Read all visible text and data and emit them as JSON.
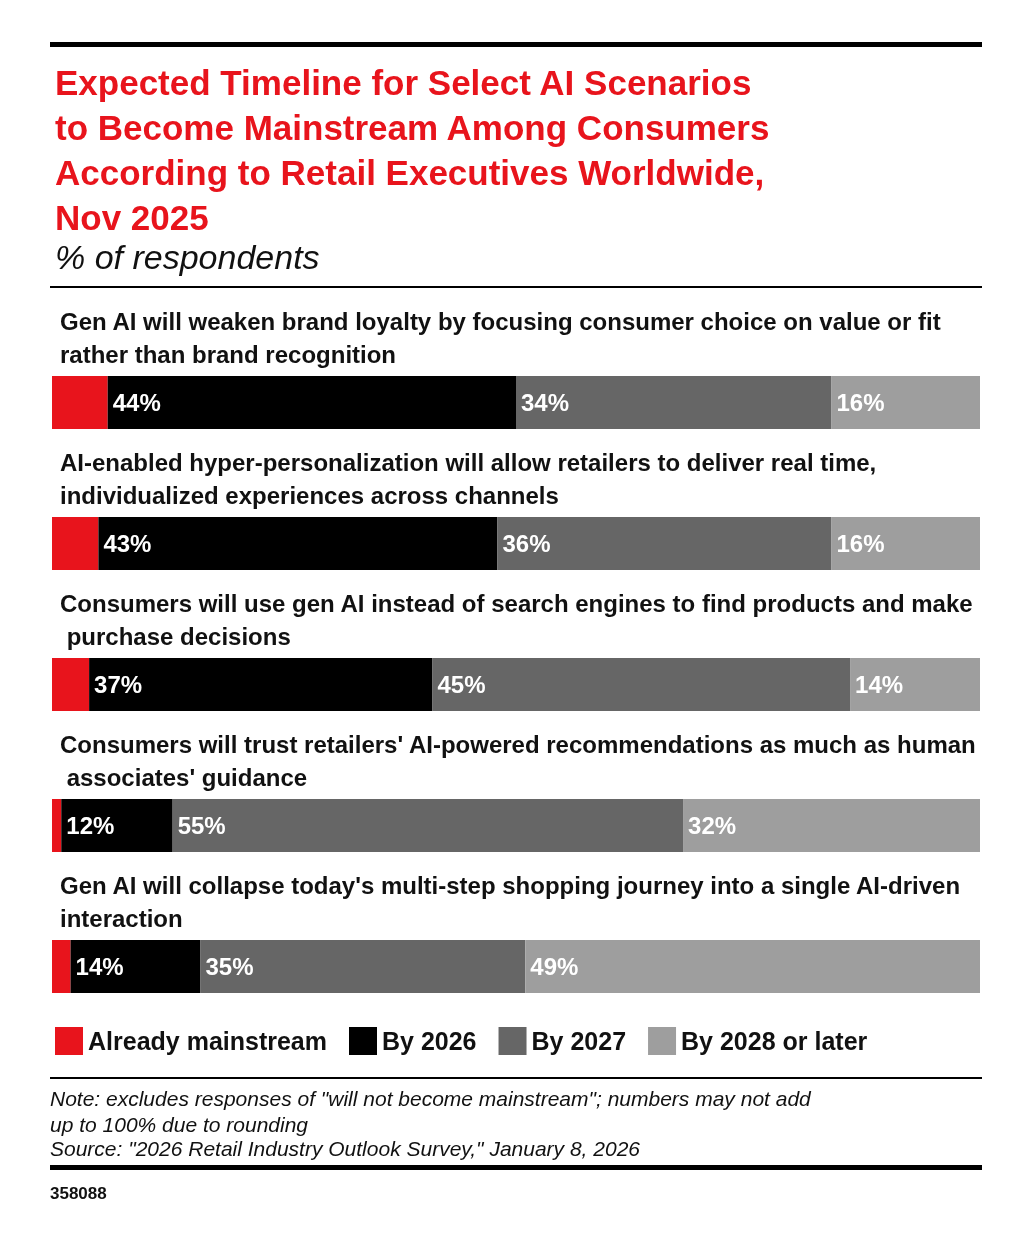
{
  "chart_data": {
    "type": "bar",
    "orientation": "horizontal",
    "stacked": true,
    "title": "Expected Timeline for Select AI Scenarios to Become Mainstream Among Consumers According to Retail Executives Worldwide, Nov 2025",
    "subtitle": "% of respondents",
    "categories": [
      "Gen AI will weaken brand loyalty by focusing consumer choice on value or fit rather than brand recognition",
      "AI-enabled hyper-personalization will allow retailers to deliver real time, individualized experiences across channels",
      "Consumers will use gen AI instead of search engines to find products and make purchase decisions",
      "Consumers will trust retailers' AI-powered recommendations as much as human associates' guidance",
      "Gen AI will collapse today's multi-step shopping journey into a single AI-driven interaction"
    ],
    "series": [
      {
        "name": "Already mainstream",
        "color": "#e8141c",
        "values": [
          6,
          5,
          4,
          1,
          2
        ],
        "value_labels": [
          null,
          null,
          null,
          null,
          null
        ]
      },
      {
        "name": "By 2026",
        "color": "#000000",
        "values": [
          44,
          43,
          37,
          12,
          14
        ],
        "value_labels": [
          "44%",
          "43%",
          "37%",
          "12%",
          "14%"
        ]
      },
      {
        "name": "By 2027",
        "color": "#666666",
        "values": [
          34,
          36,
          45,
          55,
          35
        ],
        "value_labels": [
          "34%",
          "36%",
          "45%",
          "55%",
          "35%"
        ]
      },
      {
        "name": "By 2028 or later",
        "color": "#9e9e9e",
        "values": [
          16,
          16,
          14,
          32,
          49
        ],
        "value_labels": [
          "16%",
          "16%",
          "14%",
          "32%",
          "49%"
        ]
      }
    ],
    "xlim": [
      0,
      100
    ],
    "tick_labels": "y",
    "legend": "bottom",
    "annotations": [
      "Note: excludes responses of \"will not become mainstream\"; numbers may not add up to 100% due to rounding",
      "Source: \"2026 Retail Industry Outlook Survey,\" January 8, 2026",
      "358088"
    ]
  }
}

------------------------

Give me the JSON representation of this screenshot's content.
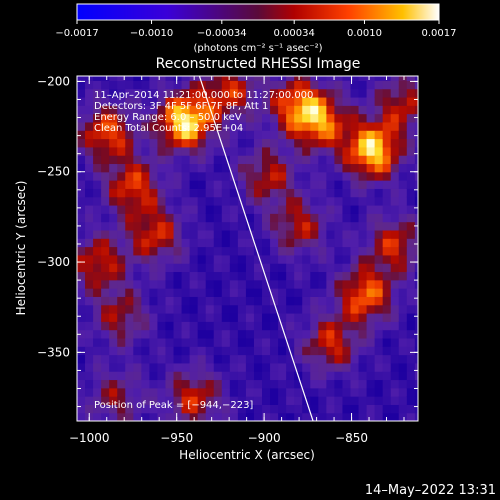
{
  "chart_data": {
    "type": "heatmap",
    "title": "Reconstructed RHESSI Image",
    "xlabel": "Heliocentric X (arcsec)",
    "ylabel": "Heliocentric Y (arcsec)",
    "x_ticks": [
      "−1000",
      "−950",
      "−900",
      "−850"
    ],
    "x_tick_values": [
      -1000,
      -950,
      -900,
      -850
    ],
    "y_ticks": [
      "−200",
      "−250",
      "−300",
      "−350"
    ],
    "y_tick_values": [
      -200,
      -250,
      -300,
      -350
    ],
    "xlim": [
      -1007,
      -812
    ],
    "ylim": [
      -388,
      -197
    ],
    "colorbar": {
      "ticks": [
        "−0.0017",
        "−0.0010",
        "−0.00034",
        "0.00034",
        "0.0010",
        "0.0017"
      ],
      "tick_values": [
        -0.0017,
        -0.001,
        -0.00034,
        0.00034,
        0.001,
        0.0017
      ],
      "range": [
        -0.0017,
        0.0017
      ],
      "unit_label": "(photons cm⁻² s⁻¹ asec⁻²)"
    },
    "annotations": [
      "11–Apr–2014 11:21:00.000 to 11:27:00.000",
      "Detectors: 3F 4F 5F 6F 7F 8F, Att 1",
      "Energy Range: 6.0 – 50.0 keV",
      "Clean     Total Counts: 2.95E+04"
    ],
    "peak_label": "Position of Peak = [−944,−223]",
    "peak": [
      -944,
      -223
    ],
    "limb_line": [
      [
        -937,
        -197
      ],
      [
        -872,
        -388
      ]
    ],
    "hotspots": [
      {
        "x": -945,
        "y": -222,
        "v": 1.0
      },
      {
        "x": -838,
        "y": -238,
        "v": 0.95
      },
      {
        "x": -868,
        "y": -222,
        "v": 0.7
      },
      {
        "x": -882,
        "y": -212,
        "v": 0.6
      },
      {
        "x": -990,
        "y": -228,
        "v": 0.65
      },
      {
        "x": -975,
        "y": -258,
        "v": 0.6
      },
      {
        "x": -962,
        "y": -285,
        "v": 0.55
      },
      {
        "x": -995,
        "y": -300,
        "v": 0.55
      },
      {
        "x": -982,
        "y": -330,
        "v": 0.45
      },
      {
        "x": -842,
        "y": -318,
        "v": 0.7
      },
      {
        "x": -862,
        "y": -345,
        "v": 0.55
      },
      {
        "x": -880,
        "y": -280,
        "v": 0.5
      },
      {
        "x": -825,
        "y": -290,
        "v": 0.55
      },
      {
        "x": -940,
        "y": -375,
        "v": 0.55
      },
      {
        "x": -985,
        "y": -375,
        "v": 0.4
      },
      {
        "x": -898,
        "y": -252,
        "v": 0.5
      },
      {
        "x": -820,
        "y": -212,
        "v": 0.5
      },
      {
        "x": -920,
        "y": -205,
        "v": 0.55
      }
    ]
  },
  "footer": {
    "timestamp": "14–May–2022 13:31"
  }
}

------------------------

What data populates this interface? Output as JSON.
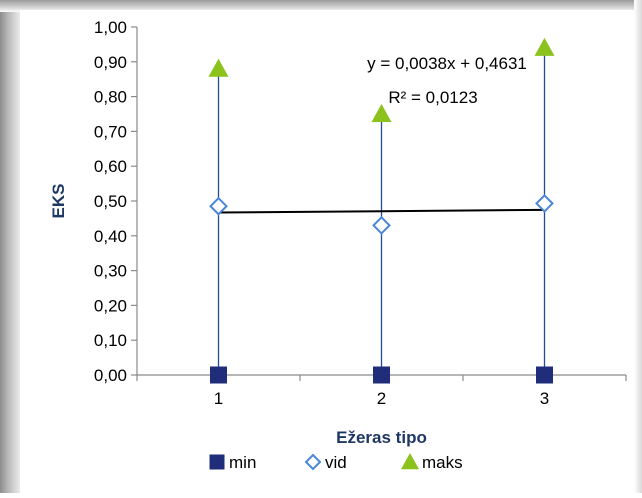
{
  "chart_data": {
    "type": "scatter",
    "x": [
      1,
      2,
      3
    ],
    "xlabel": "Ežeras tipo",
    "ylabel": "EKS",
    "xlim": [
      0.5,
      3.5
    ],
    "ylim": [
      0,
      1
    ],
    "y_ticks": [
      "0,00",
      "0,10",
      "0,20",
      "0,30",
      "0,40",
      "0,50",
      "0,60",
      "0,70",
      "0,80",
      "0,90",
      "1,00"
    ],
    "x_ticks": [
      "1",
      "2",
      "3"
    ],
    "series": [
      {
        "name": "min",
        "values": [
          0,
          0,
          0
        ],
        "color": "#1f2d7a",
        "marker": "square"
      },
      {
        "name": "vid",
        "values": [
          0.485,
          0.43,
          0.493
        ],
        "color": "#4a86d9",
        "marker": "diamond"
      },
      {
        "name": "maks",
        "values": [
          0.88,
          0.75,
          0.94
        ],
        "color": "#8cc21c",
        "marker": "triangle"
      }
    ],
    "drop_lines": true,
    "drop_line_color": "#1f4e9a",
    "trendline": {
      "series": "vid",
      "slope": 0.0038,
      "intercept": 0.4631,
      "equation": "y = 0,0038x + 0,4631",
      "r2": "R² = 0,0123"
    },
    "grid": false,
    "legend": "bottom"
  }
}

------------------------

AIM OF THE TASK: In the material above, show every line where the word "marker" turns up.

WRITTEN RESPONSE:
        "marker": "square"
        "marker": "diamond"
        "marker": "triangle"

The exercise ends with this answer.